Exercise details
Repeat the material verbatim. Images are excluded from the copy.

Data supplied
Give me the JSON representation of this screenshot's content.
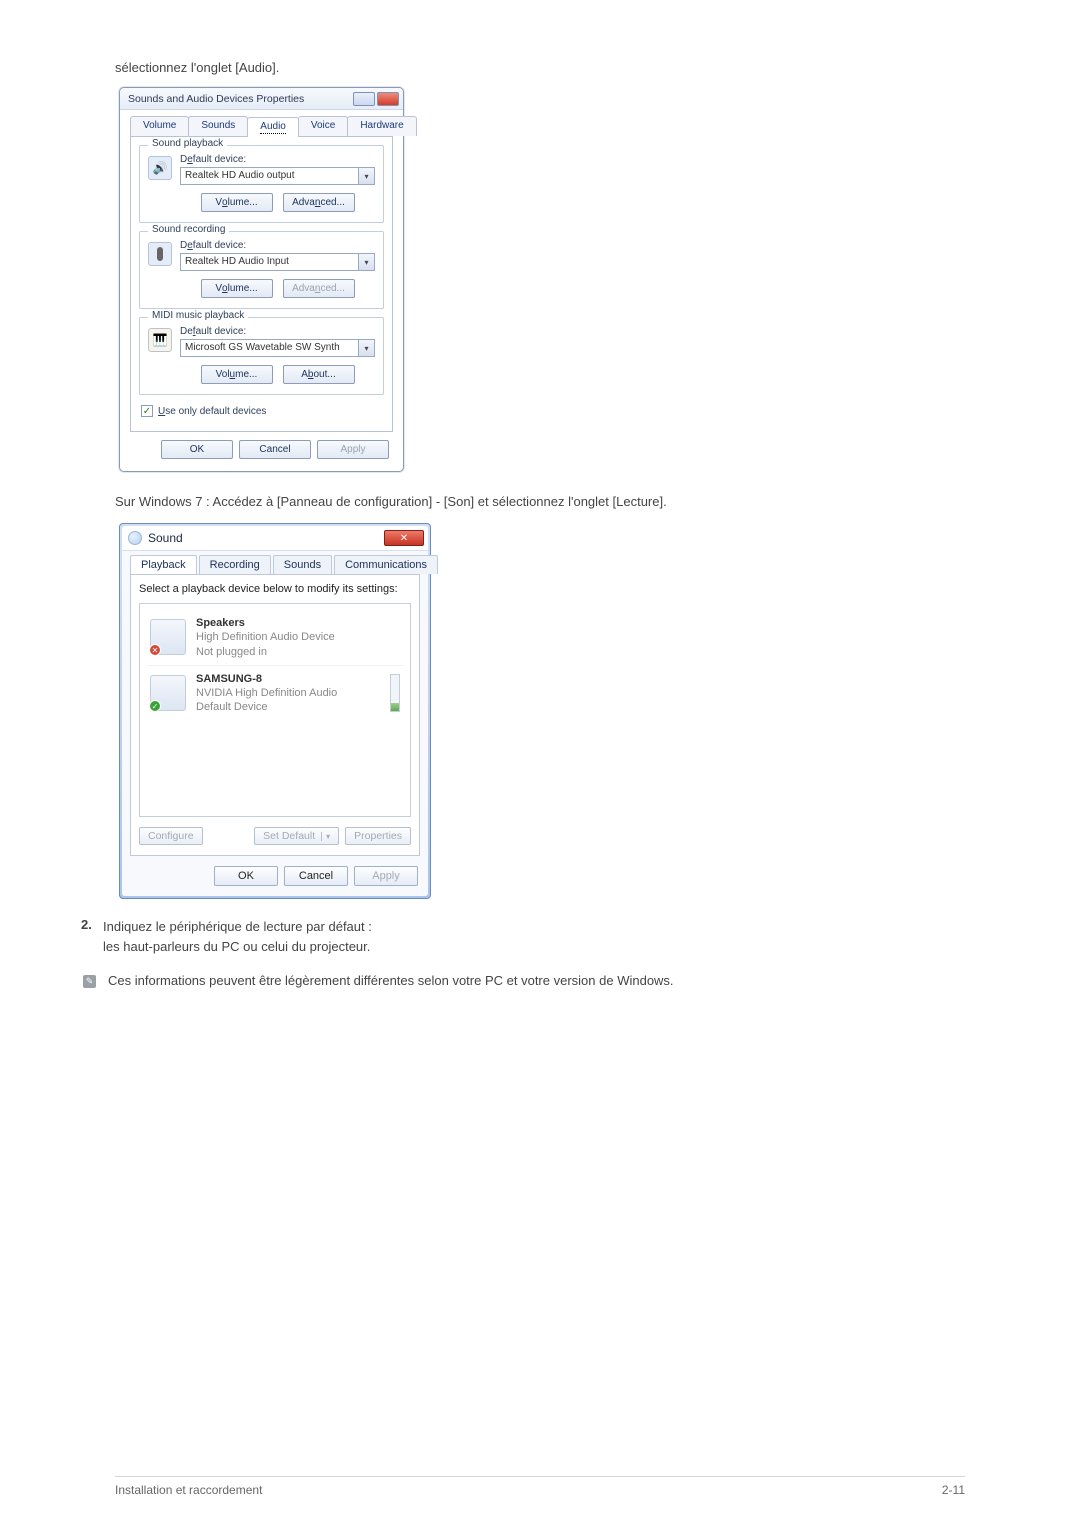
{
  "intro_text": "sélectionnez l'onglet [Audio].",
  "xp": {
    "title": "Sounds and Audio Devices Properties",
    "tabs": {
      "volume": "Volume",
      "sounds": "Sounds",
      "audio": "Audio",
      "voice": "Voice",
      "hardware": "Hardware"
    },
    "playback": {
      "group": "Sound playback",
      "label_pre": "D",
      "label_u": "e",
      "label_post": "fault device:",
      "value": "Realtek HD Audio output",
      "btn1_pre": "V",
      "btn1_u": "o",
      "btn1_post": "lume...",
      "btn2_pre": "Adva",
      "btn2_u": "n",
      "btn2_post": "ced..."
    },
    "recording": {
      "group": "Sound recording",
      "label_pre": "D",
      "label_u": "e",
      "label_post": "fault device:",
      "value": "Realtek HD Audio Input",
      "btn1_pre": "V",
      "btn1_u": "o",
      "btn1_post": "lume...",
      "btn2_pre": "Adva",
      "btn2_u": "n",
      "btn2_post": "ced..."
    },
    "midi": {
      "group": "MIDI music playback",
      "label_pre": "De",
      "label_u": "f",
      "label_post": "ault device:",
      "value": "Microsoft GS Wavetable SW Synth",
      "btn1_pre": "Vol",
      "btn1_u": "u",
      "btn1_post": "me...",
      "btn2_pre": "A",
      "btn2_u": "b",
      "btn2_post": "out..."
    },
    "use_default_pre": "",
    "use_default_u": "U",
    "use_default_post": "se only default devices",
    "ok": "OK",
    "cancel": "Cancel",
    "apply": "Apply"
  },
  "win7_intro": "Sur Windows 7 : Accédez à [Panneau de configuration] - [Son] et sélectionnez l'onglet [Lecture].",
  "w7": {
    "title": "Sound",
    "tabs": {
      "playback": "Playback",
      "recording": "Recording",
      "sounds": "Sounds",
      "communications": "Communications"
    },
    "instruction": "Select a playback device below to modify its settings:",
    "items": [
      {
        "name": "Speakers",
        "line2": "High Definition Audio Device",
        "status": "Not plugged in",
        "badge": "red"
      },
      {
        "name": "SAMSUNG-8",
        "line2": "NVIDIA High Definition Audio",
        "status": "Default Device",
        "badge": "green"
      }
    ],
    "configure": "Configure",
    "set_default": "Set Default",
    "properties": "Properties",
    "ok": "OK",
    "cancel": "Cancel",
    "apply": "Apply"
  },
  "step2_num": "2.",
  "step2_line1": "Indiquez le périphérique de lecture par défaut :",
  "step2_line2": "les haut-parleurs du PC ou celui du projecteur.",
  "note_text": "Ces informations peuvent être légèrement différentes selon votre PC et votre version de Windows.",
  "footer_left": "Installation et raccordement",
  "footer_right": "2-11"
}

Exercise result
Give me the JSON representation of this screenshot's content.
{
  "intro_text": "sélectionnez l'onglet [Audio].",
  "xp": {
    "title": "Sounds and Audio Devices Properties",
    "tabs": {
      "volume": "Volume",
      "sounds": "Sounds",
      "audio": "Audio",
      "voice": "Voice",
      "hardware": "Hardware"
    },
    "playback": {
      "group": "Sound playback",
      "label_pre": "D",
      "label_u": "e",
      "label_post": "fault device:",
      "value": "Realtek HD Audio output",
      "btn1_pre": "V",
      "btn1_u": "o",
      "btn1_post": "lume...",
      "btn2_pre": "Adva",
      "btn2_u": "n",
      "btn2_post": "ced..."
    },
    "recording": {
      "group": "Sound recording",
      "label_pre": "D",
      "label_u": "e",
      "label_post": "fault device:",
      "value": "Realtek HD Audio Input",
      "btn1_pre": "V",
      "btn1_u": "o",
      "btn1_post": "lume...",
      "btn2_pre": "Adva",
      "btn2_u": "n",
      "btn2_post": "ced..."
    },
    "midi": {
      "group": "MIDI music playback",
      "label_pre": "De",
      "label_u": "f",
      "label_post": "ault device:",
      "value": "Microsoft GS Wavetable SW Synth",
      "btn1_pre": "Vol",
      "btn1_u": "u",
      "btn1_post": "me...",
      "btn2_pre": "A",
      "btn2_u": "b",
      "btn2_post": "out..."
    },
    "use_default_pre": "",
    "use_default_u": "U",
    "use_default_post": "se only default devices",
    "ok": "OK",
    "cancel": "Cancel",
    "apply": "Apply"
  },
  "win7_intro": "Sur Windows 7 : Accédez à [Panneau de configuration] - [Son] et sélectionnez l'onglet [Lecture].",
  "w7": {
    "title": "Sound",
    "tabs": {
      "playback": "Playback",
      "recording": "Recording",
      "sounds": "Sounds",
      "communications": "Communications"
    },
    "instruction": "Select a playback device below to modify its settings:",
    "items": [
      {
        "name": "Speakers",
        "line2": "High Definition Audio Device",
        "status": "Not plugged in",
        "badge": "red"
      },
      {
        "name": "SAMSUNG-8",
        "line2": "NVIDIA High Definition Audio",
        "status": "Default Device",
        "badge": "green"
      }
    ],
    "configure": "Configure",
    "set_default": "Set Default",
    "properties": "Properties",
    "ok": "OK",
    "cancel": "Cancel",
    "apply": "Apply"
  },
  "step2_num": "2.",
  "step2_line1": "Indiquez le périphérique de lecture par défaut :",
  "step2_line2": "les haut-parleurs du PC ou celui du projecteur.",
  "note_text": "Ces informations peuvent être légèrement différentes selon votre PC et votre version de Windows.",
  "footer_left": "Installation et raccordement",
  "footer_right": "2-11"
}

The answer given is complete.